> WORK TO DO
Please arrange the stretch of the records from the line containing "candle-body bbox=[371, 620, 381, 648]" through the line containing "candle-body bbox=[61, 860, 71, 863]" as a JSON list of strings, one string per line, with both end lines included and blank lines left out.

** Start RECORDS PROVIDED **

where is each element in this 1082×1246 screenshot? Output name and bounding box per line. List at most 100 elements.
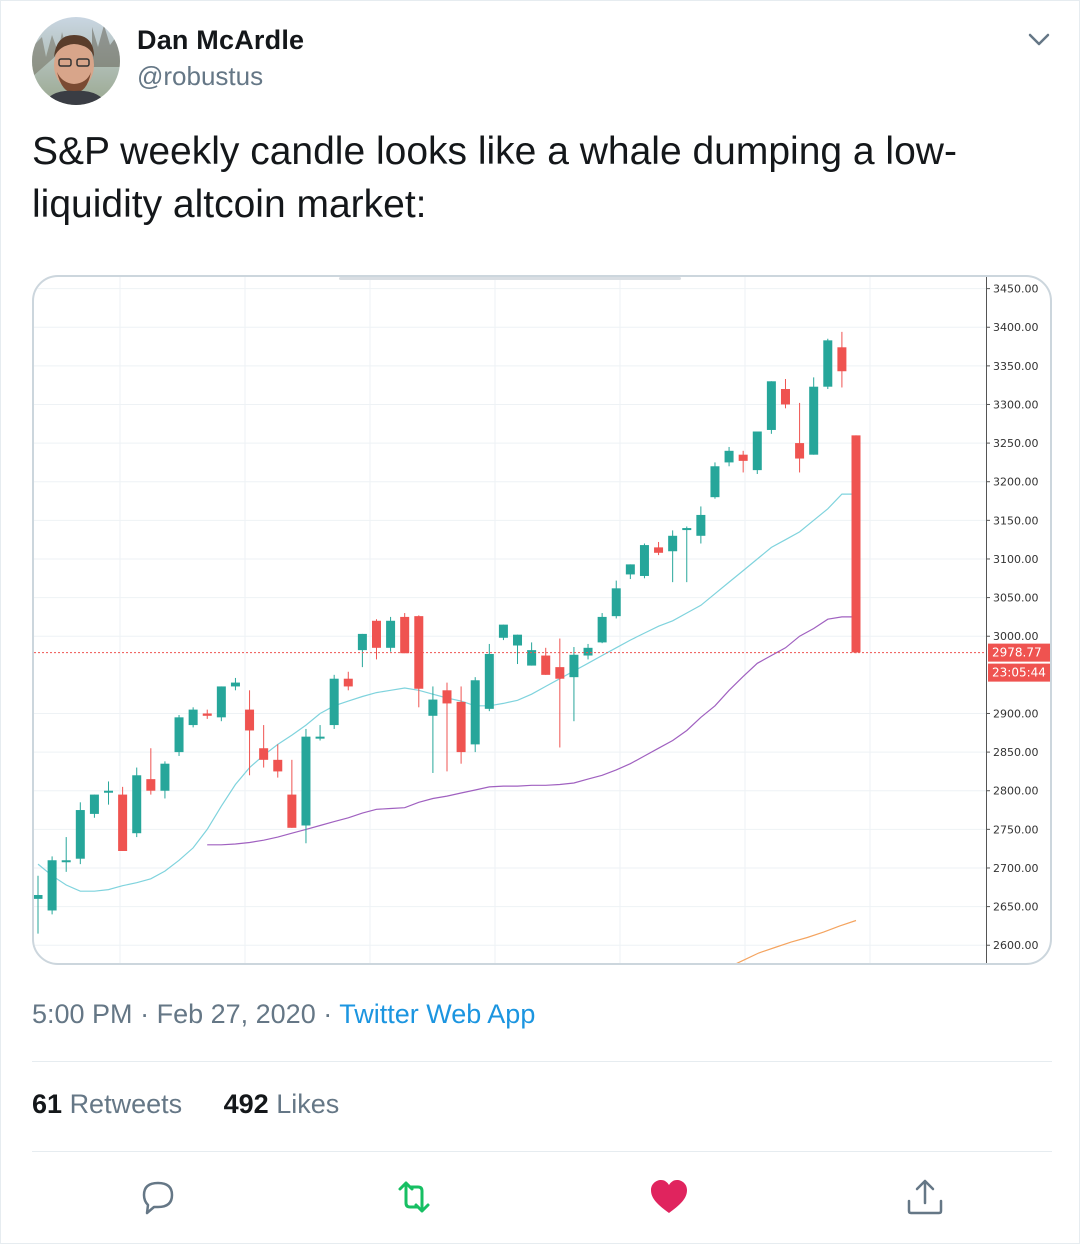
candle-body bbox=[371, 620, 381, 648]
ma-slow-line bbox=[207, 616, 856, 846]
candle bbox=[682, 526, 692, 583]
price-tick-label: 3050.00 bbox=[993, 592, 1039, 605]
heart-icon[interactable] bbox=[645, 1173, 693, 1221]
candle bbox=[386, 616, 396, 652]
candle-body bbox=[639, 545, 649, 576]
candle-body bbox=[216, 686, 226, 718]
likes-stat[interactable]: 492 Likes bbox=[224, 1089, 340, 1120]
candle-body bbox=[569, 654, 579, 678]
candles bbox=[34, 331, 861, 934]
candle bbox=[569, 647, 579, 722]
last-price-badge: 2978.77 bbox=[988, 643, 1050, 662]
candle-body bbox=[75, 810, 85, 859]
candle bbox=[287, 759, 297, 828]
candle bbox=[823, 338, 833, 390]
countdown-label: 23:05:44 bbox=[992, 666, 1046, 680]
candle bbox=[315, 725, 325, 741]
candle-body bbox=[61, 860, 71, 863]
candle bbox=[795, 402, 805, 473]
divider bbox=[32, 1061, 1052, 1062]
candle-body bbox=[146, 779, 156, 791]
candle bbox=[75, 802, 85, 865]
candle bbox=[442, 682, 452, 772]
share-icon[interactable] bbox=[901, 1173, 949, 1221]
retweets-count: 61 bbox=[32, 1089, 63, 1119]
candle bbox=[132, 767, 142, 838]
candle bbox=[470, 677, 480, 753]
candle-body bbox=[555, 667, 565, 679]
candle bbox=[34, 875, 43, 934]
candle bbox=[273, 744, 283, 778]
candle bbox=[611, 580, 621, 619]
candle-body bbox=[174, 717, 184, 753]
candle bbox=[780, 378, 790, 409]
countdown-badge: 23:05:44 bbox=[988, 663, 1050, 682]
candle-body bbox=[273, 759, 283, 772]
chart-toolbar-handle bbox=[339, 277, 681, 280]
retweets-label: Retweets bbox=[69, 1089, 183, 1119]
tweet-time[interactable]: 5:00 PM bbox=[32, 999, 133, 1029]
display-name[interactable]: Dan McArdle bbox=[137, 25, 305, 55]
candle bbox=[710, 462, 720, 499]
chevron-down-icon[interactable] bbox=[1023, 25, 1055, 53]
candle-body bbox=[513, 634, 523, 646]
candle bbox=[188, 707, 198, 728]
candle-body bbox=[696, 514, 706, 536]
candle-body bbox=[809, 386, 819, 455]
price-axis: 3450.00 3400.00 3350.00 3300.00 3250.00 3200.… bbox=[986, 283, 1039, 952]
retweet-icon[interactable] bbox=[390, 1173, 438, 1221]
reply-icon[interactable] bbox=[134, 1173, 182, 1221]
candle bbox=[61, 837, 71, 872]
price-tick-label: 3250.00 bbox=[993, 437, 1039, 450]
candle bbox=[104, 781, 114, 805]
candle bbox=[484, 643, 494, 712]
candle bbox=[89, 794, 99, 818]
price-tick-label: 2650.00 bbox=[993, 901, 1039, 914]
retweets-stat[interactable]: 61 Retweets bbox=[32, 1089, 182, 1120]
price-tick-label: 3150.00 bbox=[993, 514, 1039, 527]
candle-body bbox=[400, 616, 410, 654]
candle-body bbox=[583, 647, 593, 656]
tweet-media[interactable]: 3450.00 3400.00 3350.00 3300.00 3250.00 3200.… bbox=[32, 275, 1052, 965]
price-tick-label: 2600.00 bbox=[993, 939, 1039, 952]
candle bbox=[174, 715, 184, 756]
price-tick-label: 3400.00 bbox=[993, 321, 1039, 334]
candle-body bbox=[47, 860, 57, 911]
price-tick-label: 3000.00 bbox=[993, 630, 1039, 643]
candle bbox=[851, 435, 861, 654]
tweet-meta: 5:00 PM · Feb 27, 2020 · Twitter Web App bbox=[32, 999, 535, 1030]
avatar[interactable] bbox=[32, 17, 120, 105]
price-tick-label: 3450.00 bbox=[993, 283, 1039, 296]
user-handle[interactable]: @robustus bbox=[137, 61, 264, 91]
candle bbox=[301, 728, 311, 844]
candle-body bbox=[527, 650, 537, 666]
candle bbox=[202, 709, 212, 719]
candle-body bbox=[188, 709, 198, 726]
candle-body bbox=[89, 794, 99, 814]
candle-body bbox=[823, 340, 833, 387]
tweet-date[interactable]: Feb 27, 2020 bbox=[156, 999, 316, 1029]
candle bbox=[527, 642, 537, 666]
source-link[interactable]: Twitter Web App bbox=[339, 999, 536, 1029]
candle bbox=[837, 331, 847, 388]
candle-body bbox=[230, 682, 240, 687]
candle-body bbox=[287, 794, 297, 828]
last-price-label: 2978.77 bbox=[992, 646, 1042, 660]
candle bbox=[513, 634, 523, 665]
candle bbox=[555, 638, 565, 748]
candle-body bbox=[245, 709, 255, 731]
candle bbox=[597, 613, 607, 644]
candle bbox=[414, 615, 424, 708]
candle-body bbox=[654, 547, 664, 553]
candle bbox=[343, 671, 353, 691]
divider bbox=[32, 1151, 1052, 1152]
candle-body bbox=[484, 653, 494, 709]
candle bbox=[738, 450, 748, 473]
candle-body bbox=[498, 624, 508, 638]
candle bbox=[230, 677, 240, 691]
candle-body bbox=[329, 678, 339, 726]
price-tick-label: 3200.00 bbox=[993, 476, 1039, 489]
tweet-text: S&P weekly candle looks like a whale dum… bbox=[32, 130, 957, 226]
price-tick-label: 2750.00 bbox=[993, 823, 1039, 836]
candle bbox=[118, 786, 128, 851]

** End RECORDS PROVIDED **

> SOLUTION BELOW
[
  "candle-body bbox=[371, 620, 381, 648]",
  "ma-slow-line bbox=[207, 616, 856, 846]",
  "candle bbox=[682, 526, 692, 583]",
  "price-tick-label: 3050.00 bbox=[993, 592, 1039, 605]",
  "heart-icon[interactable] bbox=[645, 1173, 693, 1221]",
  "candle bbox=[386, 616, 396, 652]",
  "candle-body bbox=[639, 545, 649, 576]",
  "candle-body bbox=[216, 686, 226, 718]",
  "likes-stat[interactable]: 492 Likes bbox=[224, 1089, 340, 1120]",
  "candle-body bbox=[569, 654, 579, 678]",
  "candles bbox=[34, 331, 861, 934]",
  "candle bbox=[569, 647, 579, 722]",
  "last-price-badge: 2978.77 bbox=[988, 643, 1050, 662]",
  "candle-body bbox=[75, 810, 85, 859]",
  "candle bbox=[287, 759, 297, 828]",
  "candle bbox=[823, 338, 833, 390]",
  "countdown-label: 23:05:44 bbox=[992, 666, 1046, 680]",
  "candle bbox=[315, 725, 325, 741]",
  "candle-body bbox=[61, 860, 71, 863]"
]